(Data excerpts)
------------

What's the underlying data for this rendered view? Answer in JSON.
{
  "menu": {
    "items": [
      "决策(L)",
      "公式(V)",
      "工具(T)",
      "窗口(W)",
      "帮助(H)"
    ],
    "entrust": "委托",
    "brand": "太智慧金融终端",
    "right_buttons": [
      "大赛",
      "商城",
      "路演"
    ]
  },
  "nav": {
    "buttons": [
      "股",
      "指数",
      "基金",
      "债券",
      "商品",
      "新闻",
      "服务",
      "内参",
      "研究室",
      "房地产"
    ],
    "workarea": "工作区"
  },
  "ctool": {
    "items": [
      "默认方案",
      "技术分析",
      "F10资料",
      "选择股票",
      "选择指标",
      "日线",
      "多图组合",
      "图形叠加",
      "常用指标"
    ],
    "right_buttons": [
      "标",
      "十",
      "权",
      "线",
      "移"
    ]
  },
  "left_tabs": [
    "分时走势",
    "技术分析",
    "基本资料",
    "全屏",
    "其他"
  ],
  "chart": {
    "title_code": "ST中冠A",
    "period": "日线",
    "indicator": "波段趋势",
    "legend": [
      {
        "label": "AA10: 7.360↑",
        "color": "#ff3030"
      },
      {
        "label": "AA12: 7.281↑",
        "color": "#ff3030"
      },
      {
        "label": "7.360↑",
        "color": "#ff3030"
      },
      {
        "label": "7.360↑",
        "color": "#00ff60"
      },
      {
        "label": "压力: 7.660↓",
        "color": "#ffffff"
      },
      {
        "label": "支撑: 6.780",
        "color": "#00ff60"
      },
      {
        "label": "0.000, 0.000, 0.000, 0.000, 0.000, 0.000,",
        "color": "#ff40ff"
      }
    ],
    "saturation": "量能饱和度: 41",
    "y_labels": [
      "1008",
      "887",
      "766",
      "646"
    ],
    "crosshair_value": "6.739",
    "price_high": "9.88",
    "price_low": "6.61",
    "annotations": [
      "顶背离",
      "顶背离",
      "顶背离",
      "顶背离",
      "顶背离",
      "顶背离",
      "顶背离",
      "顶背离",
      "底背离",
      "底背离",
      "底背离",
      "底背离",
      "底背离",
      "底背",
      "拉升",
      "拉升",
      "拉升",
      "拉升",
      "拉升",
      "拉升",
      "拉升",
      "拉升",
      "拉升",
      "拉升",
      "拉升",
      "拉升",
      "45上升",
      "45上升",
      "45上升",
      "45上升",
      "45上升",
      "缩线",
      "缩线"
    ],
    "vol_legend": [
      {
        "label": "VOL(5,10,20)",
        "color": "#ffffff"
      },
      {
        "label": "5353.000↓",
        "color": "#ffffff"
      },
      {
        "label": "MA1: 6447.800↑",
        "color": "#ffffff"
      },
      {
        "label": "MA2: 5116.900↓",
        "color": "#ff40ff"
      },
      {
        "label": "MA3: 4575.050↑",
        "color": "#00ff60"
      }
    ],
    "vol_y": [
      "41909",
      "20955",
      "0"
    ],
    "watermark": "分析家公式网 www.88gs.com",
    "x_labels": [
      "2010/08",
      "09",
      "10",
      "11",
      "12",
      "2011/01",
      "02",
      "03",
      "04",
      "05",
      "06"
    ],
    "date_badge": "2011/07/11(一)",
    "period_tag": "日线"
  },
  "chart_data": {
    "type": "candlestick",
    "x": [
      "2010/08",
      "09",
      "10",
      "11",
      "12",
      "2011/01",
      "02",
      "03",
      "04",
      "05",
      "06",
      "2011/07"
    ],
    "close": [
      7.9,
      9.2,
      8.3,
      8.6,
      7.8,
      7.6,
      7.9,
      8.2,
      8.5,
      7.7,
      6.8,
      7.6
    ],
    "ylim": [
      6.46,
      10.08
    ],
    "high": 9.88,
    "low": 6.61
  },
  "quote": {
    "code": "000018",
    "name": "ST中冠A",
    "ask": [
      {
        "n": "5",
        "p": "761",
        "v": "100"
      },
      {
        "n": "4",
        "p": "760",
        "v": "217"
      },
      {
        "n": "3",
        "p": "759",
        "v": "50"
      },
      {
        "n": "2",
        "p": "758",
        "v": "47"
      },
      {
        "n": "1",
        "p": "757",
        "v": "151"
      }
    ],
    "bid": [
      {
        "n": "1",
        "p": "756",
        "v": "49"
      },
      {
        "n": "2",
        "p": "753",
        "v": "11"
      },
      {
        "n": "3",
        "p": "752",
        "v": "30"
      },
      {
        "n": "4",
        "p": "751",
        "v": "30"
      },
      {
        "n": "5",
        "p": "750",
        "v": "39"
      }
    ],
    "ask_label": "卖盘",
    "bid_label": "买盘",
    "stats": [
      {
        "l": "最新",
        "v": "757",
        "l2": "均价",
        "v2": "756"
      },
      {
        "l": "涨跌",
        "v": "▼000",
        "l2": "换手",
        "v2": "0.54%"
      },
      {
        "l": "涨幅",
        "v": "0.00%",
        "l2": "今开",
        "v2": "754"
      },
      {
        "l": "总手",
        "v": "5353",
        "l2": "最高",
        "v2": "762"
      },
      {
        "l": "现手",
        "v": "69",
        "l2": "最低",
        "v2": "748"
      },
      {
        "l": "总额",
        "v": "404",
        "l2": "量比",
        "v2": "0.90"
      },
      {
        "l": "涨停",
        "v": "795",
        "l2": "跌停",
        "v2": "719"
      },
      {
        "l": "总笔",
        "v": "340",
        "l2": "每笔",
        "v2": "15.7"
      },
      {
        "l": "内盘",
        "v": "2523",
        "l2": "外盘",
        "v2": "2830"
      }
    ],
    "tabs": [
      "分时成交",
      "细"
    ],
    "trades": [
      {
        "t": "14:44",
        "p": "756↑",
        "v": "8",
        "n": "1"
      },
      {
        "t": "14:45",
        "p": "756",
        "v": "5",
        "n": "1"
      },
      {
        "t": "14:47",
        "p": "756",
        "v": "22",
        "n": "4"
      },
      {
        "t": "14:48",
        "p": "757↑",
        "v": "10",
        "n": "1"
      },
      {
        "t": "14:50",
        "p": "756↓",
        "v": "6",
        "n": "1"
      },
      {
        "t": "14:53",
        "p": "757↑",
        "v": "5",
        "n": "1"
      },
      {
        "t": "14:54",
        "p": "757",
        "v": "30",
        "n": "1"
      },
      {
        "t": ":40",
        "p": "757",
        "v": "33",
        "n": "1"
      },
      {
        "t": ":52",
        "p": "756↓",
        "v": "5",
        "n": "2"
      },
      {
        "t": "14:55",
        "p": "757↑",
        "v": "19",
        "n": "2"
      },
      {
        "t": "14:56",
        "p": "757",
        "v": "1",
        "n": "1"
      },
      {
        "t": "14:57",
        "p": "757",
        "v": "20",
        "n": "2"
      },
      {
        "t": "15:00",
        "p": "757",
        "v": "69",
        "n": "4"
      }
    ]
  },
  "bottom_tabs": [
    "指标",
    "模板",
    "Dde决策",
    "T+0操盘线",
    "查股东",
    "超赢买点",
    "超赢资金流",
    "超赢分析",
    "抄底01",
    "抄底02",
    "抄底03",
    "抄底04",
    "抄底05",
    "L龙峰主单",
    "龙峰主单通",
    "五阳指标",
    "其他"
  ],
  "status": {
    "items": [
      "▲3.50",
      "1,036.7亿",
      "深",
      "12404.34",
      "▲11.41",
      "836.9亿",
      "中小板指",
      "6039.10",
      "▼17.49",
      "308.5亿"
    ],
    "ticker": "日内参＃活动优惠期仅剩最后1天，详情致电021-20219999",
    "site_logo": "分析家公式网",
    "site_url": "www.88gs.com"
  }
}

------------

→ WHAT YOU SHOULD DO
Retype the material in full, character for character.

→ RIGHT ANSWER
What's the underlying data for this rendered view? Answer in JSON.
{
  "menu": {
    "items": [
      "决策(L)",
      "公式(V)",
      "工具(T)",
      "窗口(W)",
      "帮助(H)"
    ],
    "entrust": "委托",
    "brand": "太智慧金融终端",
    "right_buttons": [
      "大赛",
      "商城",
      "路演"
    ]
  },
  "nav": {
    "buttons": [
      "股",
      "指数",
      "基金",
      "债券",
      "商品",
      "新闻",
      "服务",
      "内参",
      "研究室",
      "房地产"
    ],
    "workarea": "工作区"
  },
  "ctool": {
    "items": [
      "默认方案",
      "技术分析",
      "F10资料",
      "选择股票",
      "选择指标",
      "日线",
      "多图组合",
      "图形叠加",
      "常用指标"
    ],
    "right_buttons": [
      "标",
      "十",
      "权",
      "线",
      "移"
    ]
  },
  "left_tabs": [
    "分时走势",
    "技术分析",
    "基本资料",
    "全屏",
    "其他"
  ],
  "chart": {
    "title_code": "ST中冠A",
    "period": "日线",
    "indicator": "波段趋势",
    "legend": [
      {
        "label": "AA10: 7.360↑",
        "color": "#ff3030"
      },
      {
        "label": "AA12: 7.281↑",
        "color": "#ff3030"
      },
      {
        "label": "7.360↑",
        "color": "#ff3030"
      },
      {
        "label": "7.360↑",
        "color": "#00ff60"
      },
      {
        "label": "压力: 7.660↓",
        "color": "#ffffff"
      },
      {
        "label": "支撑: 6.780",
        "color": "#00ff60"
      },
      {
        "label": "0.000, 0.000, 0.000, 0.000, 0.000, 0.000,",
        "color": "#ff40ff"
      }
    ],
    "saturation": "量能饱和度: 41",
    "y_labels": [
      "1008",
      "887",
      "766",
      "646"
    ],
    "crosshair_value": "6.739",
    "price_high": "9.88",
    "price_low": "6.61",
    "annotations": [
      "顶背离",
      "顶背离",
      "顶背离",
      "顶背离",
      "顶背离",
      "顶背离",
      "顶背离",
      "顶背离",
      "底背离",
      "底背离",
      "底背离",
      "底背离",
      "底背离",
      "底背",
      "拉升",
      "拉升",
      "拉升",
      "拉升",
      "拉升",
      "拉升",
      "拉升",
      "拉升",
      "拉升",
      "拉升",
      "拉升",
      "拉升",
      "45上升",
      "45上升",
      "45上升",
      "45上升",
      "45上升",
      "缩线",
      "缩线"
    ],
    "vol_legend": [
      {
        "label": "VOL(5,10,20)",
        "color": "#ffffff"
      },
      {
        "label": "5353.000↓",
        "color": "#ffffff"
      },
      {
        "label": "MA1: 6447.800↑",
        "color": "#ffffff"
      },
      {
        "label": "MA2: 5116.900↓",
        "color": "#ff40ff"
      },
      {
        "label": "MA3: 4575.050↑",
        "color": "#00ff60"
      }
    ],
    "vol_y": [
      "41909",
      "20955",
      "0"
    ],
    "watermark": "分析家公式网 www.88gs.com",
    "x_labels": [
      "2010/08",
      "09",
      "10",
      "11",
      "12",
      "2011/01",
      "02",
      "03",
      "04",
      "05",
      "06"
    ],
    "date_badge": "2011/07/11(一)",
    "period_tag": "日线"
  },
  "chart_data": {
    "type": "candlestick",
    "x": [
      "2010/08",
      "09",
      "10",
      "11",
      "12",
      "2011/01",
      "02",
      "03",
      "04",
      "05",
      "06",
      "2011/07"
    ],
    "close": [
      7.9,
      9.2,
      8.3,
      8.6,
      7.8,
      7.6,
      7.9,
      8.2,
      8.5,
      7.7,
      6.8,
      7.6
    ],
    "ylim": [
      6.46,
      10.08
    ],
    "high": 9.88,
    "low": 6.61
  },
  "quote": {
    "code": "000018",
    "name": "ST中冠A",
    "ask": [
      {
        "n": "5",
        "p": "761",
        "v": "100"
      },
      {
        "n": "4",
        "p": "760",
        "v": "217"
      },
      {
        "n": "3",
        "p": "759",
        "v": "50"
      },
      {
        "n": "2",
        "p": "758",
        "v": "47"
      },
      {
        "n": "1",
        "p": "757",
        "v": "151"
      }
    ],
    "bid": [
      {
        "n": "1",
        "p": "756",
        "v": "49"
      },
      {
        "n": "2",
        "p": "753",
        "v": "11"
      },
      {
        "n": "3",
        "p": "752",
        "v": "30"
      },
      {
        "n": "4",
        "p": "751",
        "v": "30"
      },
      {
        "n": "5",
        "p": "750",
        "v": "39"
      }
    ],
    "ask_label": "卖盘",
    "bid_label": "买盘",
    "stats": [
      {
        "l": "最新",
        "v": "757",
        "l2": "均价",
        "v2": "756"
      },
      {
        "l": "涨跌",
        "v": "▼000",
        "l2": "换手",
        "v2": "0.54%"
      },
      {
        "l": "涨幅",
        "v": "0.00%",
        "l2": "今开",
        "v2": "754"
      },
      {
        "l": "总手",
        "v": "5353",
        "l2": "最高",
        "v2": "762"
      },
      {
        "l": "现手",
        "v": "69",
        "l2": "最低",
        "v2": "748"
      },
      {
        "l": "总额",
        "v": "404",
        "l2": "量比",
        "v2": "0.90"
      },
      {
        "l": "涨停",
        "v": "795",
        "l2": "跌停",
        "v2": "719"
      },
      {
        "l": "总笔",
        "v": "340",
        "l2": "每笔",
        "v2": "15.7"
      },
      {
        "l": "内盘",
        "v": "2523",
        "l2": "外盘",
        "v2": "2830"
      }
    ],
    "tabs": [
      "分时成交",
      "细"
    ],
    "trades": [
      {
        "t": "14:44",
        "p": "756↑",
        "v": "8",
        "n": "1"
      },
      {
        "t": "14:45",
        "p": "756",
        "v": "5",
        "n": "1"
      },
      {
        "t": "14:47",
        "p": "756",
        "v": "22",
        "n": "4"
      },
      {
        "t": "14:48",
        "p": "757↑",
        "v": "10",
        "n": "1"
      },
      {
        "t": "14:50",
        "p": "756↓",
        "v": "6",
        "n": "1"
      },
      {
        "t": "14:53",
        "p": "757↑",
        "v": "5",
        "n": "1"
      },
      {
        "t": "14:54",
        "p": "757",
        "v": "30",
        "n": "1"
      },
      {
        "t": ":40",
        "p": "757",
        "v": "33",
        "n": "1"
      },
      {
        "t": ":52",
        "p": "756↓",
        "v": "5",
        "n": "2"
      },
      {
        "t": "14:55",
        "p": "757↑",
        "v": "19",
        "n": "2"
      },
      {
        "t": "14:56",
        "p": "757",
        "v": "1",
        "n": "1"
      },
      {
        "t": "14:57",
        "p": "757",
        "v": "20",
        "n": "2"
      },
      {
        "t": "15:00",
        "p": "757",
        "v": "69",
        "n": "4"
      }
    ]
  },
  "bottom_tabs": [
    "指标",
    "模板",
    "Dde决策",
    "T+0操盘线",
    "查股东",
    "超赢买点",
    "超赢资金流",
    "超赢分析",
    "抄底01",
    "抄底02",
    "抄底03",
    "抄底04",
    "抄底05",
    "L龙峰主单",
    "龙峰主单通",
    "五阳指标",
    "其他"
  ],
  "status": {
    "items": [
      "▲3.50",
      "1,036.7亿",
      "深",
      "12404.34",
      "▲11.41",
      "836.9亿",
      "中小板指",
      "6039.10",
      "▼17.49",
      "308.5亿"
    ],
    "ticker": "日内参＃活动优惠期仅剩最后1天，详情致电021-20219999",
    "site_logo": "分析家公式网",
    "site_url": "www.88gs.com"
  }
}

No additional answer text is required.